● **Given problem**: Give the number of lines in the listing below that include the word "this", with nothing more.

(Dataset items)
--- Begin ---

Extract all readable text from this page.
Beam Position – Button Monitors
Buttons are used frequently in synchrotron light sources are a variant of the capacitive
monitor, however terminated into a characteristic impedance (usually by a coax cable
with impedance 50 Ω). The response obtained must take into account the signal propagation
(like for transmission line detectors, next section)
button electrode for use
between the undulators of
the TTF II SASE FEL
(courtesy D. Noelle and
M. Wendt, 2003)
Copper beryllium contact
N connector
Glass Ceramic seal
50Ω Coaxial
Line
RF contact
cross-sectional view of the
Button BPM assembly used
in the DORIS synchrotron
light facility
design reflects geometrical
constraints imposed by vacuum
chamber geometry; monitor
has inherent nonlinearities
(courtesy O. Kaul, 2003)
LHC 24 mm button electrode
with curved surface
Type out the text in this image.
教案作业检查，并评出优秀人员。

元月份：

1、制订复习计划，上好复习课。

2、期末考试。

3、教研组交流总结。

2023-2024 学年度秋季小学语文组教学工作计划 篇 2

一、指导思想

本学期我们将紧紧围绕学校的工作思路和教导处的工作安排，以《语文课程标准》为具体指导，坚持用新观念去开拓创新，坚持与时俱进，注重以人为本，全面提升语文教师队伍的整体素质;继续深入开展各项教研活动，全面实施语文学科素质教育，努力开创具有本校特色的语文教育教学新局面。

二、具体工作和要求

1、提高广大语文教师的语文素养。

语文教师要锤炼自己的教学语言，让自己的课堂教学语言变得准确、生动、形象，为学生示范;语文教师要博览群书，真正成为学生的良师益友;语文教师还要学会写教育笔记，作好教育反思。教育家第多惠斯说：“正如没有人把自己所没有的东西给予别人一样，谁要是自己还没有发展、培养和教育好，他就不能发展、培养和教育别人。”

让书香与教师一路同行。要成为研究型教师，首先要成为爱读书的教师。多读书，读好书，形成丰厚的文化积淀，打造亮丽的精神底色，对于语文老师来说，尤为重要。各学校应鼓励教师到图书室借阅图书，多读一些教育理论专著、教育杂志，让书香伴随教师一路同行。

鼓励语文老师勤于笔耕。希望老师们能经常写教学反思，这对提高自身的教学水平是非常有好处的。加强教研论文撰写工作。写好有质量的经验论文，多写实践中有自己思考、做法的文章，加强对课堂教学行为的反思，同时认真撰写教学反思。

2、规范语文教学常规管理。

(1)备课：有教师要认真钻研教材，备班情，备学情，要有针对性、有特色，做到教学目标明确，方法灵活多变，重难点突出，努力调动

--- End ---

● **Answer for the task**: 2